There’s in my mind a woman
of innocence, unadorned but
fair-featured and smelling of
apples or grass. She wears
a utopian smock or shift, her hair
is light brown and smooth, and she
is kind and very clean without
ostentation–
but she has
no imagination
And there’s a
turbulent moon-ridden girl
or old woman, or both,
dressed in opals and rags, feathers
and torn taffeta,
who knows strange songs
but she is not kind.
– Denise Levertov
Postscript:
So many ways to look at this poem that come to mind; where to start?
First off, the immediately apparent – that if you’re a woman and innocent, kind, considerate that you lack imagination; that interesting people that know strange songs are neither kind nor do they quite fit in.
The gender overlay gives us the ‘good’ girl and the ‘bad’ girl, and conforming to societal expectations and not making people uncomfortable.
The other way to see it is that it’s a false choice – you don’t have to be one or the other, and can be both at different times or at the same time.
There are vague hints of the maiden, the mother and the crone – more allusions than anything, and maybe just something I’m reading into the poem that’s not really there. The mother, of course, being the role that society accepts and compliant of others’ wishes, and the maiden and the crone being turbulent, disturbing, misfits that have power and challenge the order of things.

Data →
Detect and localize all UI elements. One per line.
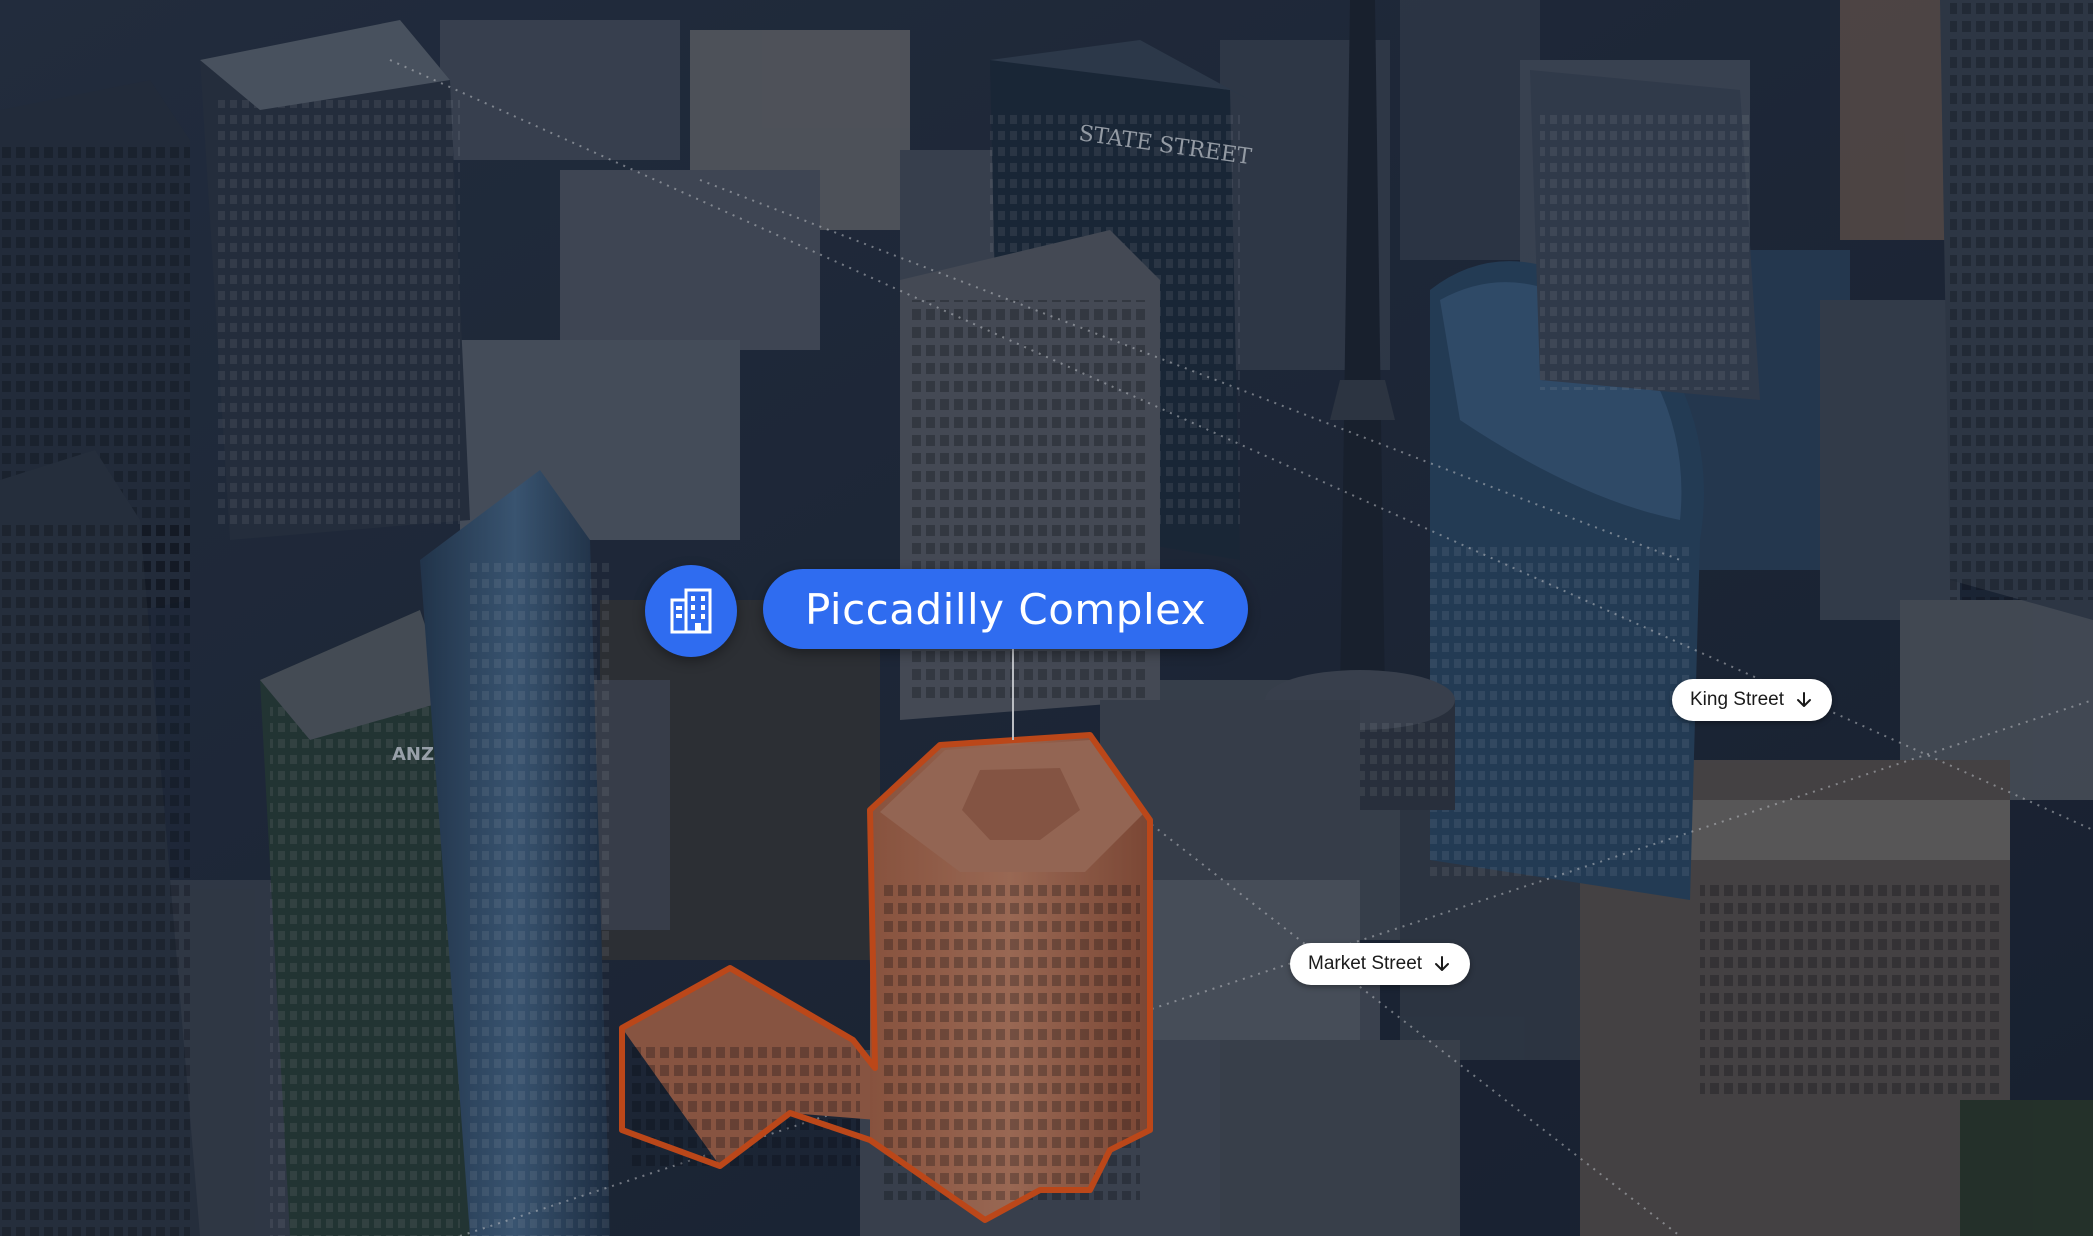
street-label-king[interactable]: King Street	[1672, 679, 1832, 721]
building-name: Piccadilly Complex	[805, 584, 1207, 634]
building-icon	[670, 588, 712, 634]
building-badge[interactable]	[645, 565, 737, 657]
street-name: King Street	[1690, 689, 1784, 710]
street-name: Market Street	[1308, 953, 1423, 974]
building-name-label[interactable]: Piccadilly Complex	[763, 569, 1249, 649]
aerial-map-view: ANZ STATE STREET	[0, 0, 2093, 1236]
arrow-down-icon	[1435, 956, 1450, 971]
street-label-market[interactable]: Market Street	[1290, 943, 1471, 985]
arrow-down-icon	[1797, 692, 1811, 707]
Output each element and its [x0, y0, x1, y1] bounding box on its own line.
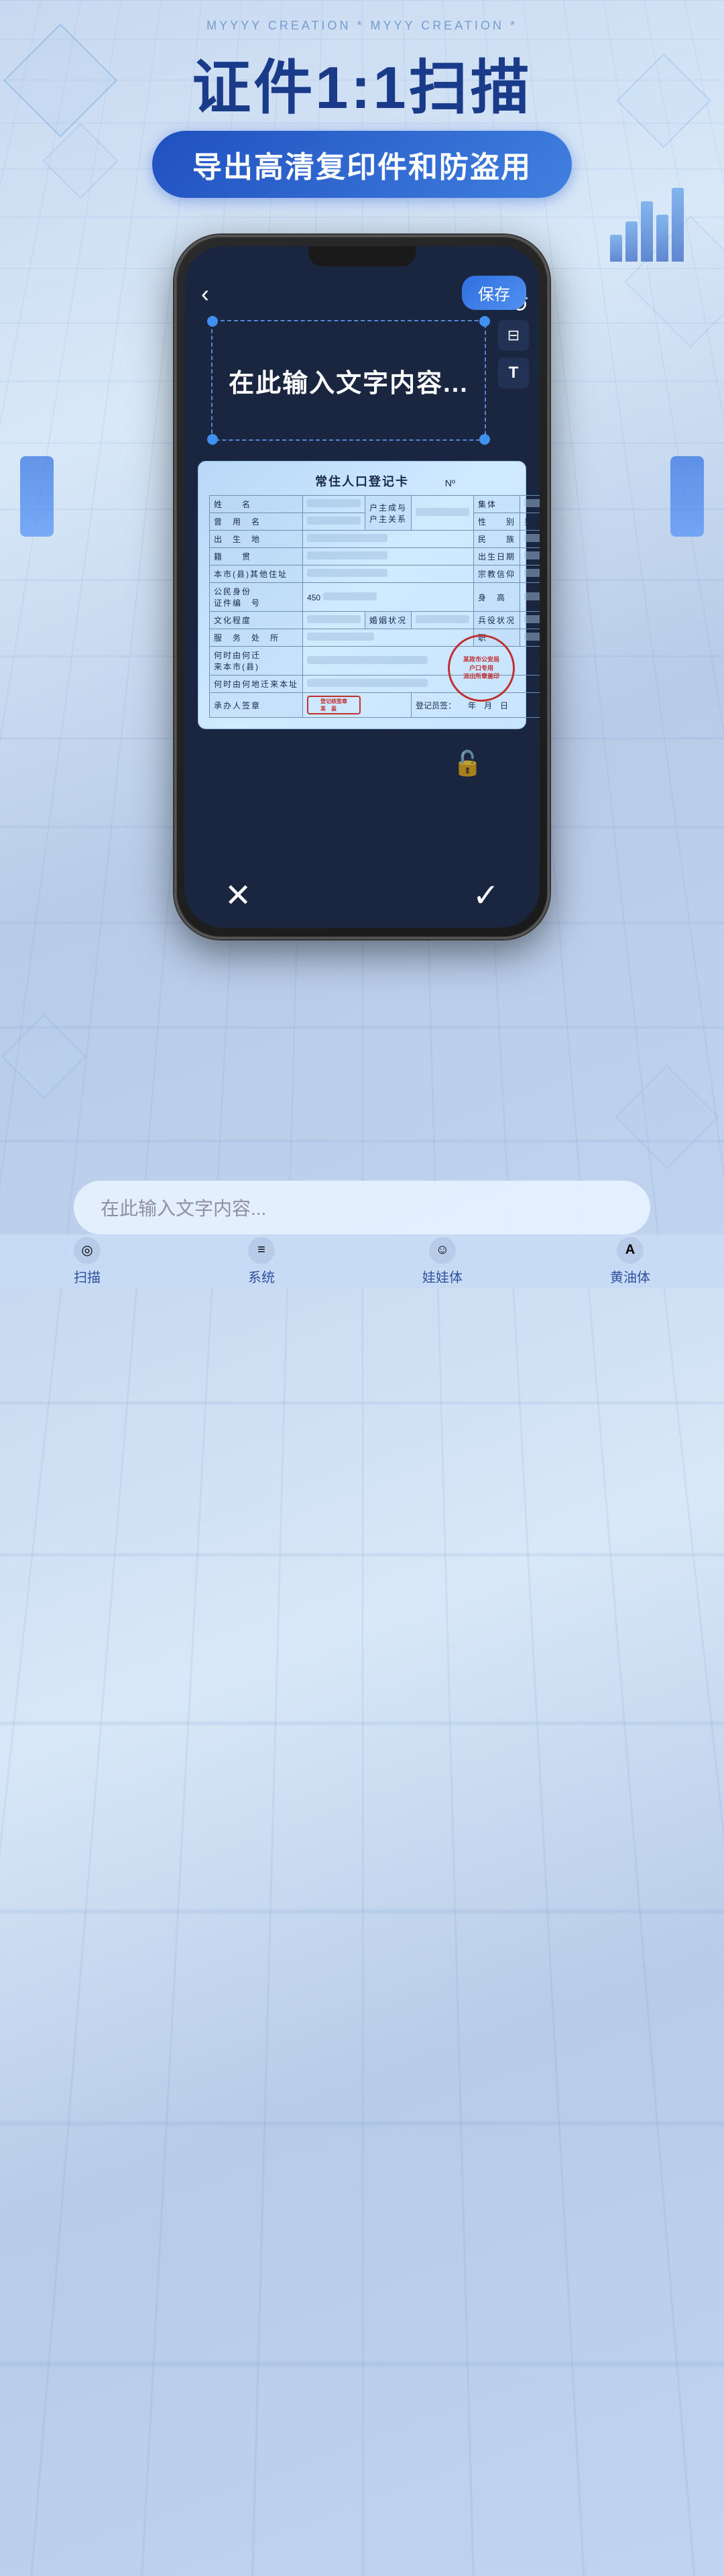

List of tasks →
a. In the Levertov poem page, what is the turbulent moon-ridden girl dressed in?
b. Return, word for word, the passage of the Levertov poem page starting with "There are vague" and going on through "order of things.".

Results in order →
a. She is dressed in opals and rags, feathers and torn taffeta.

b.
There are vague hints of the maiden, the mother and the crone – more allusions than anything, and maybe just something I’m reading into the poem that’s not really there. The mother, of course, being the role that society accepts and compliant of others’ wishes, and the maiden and the crone being turbulent, disturbing, misfits that have power and challenge the order of things.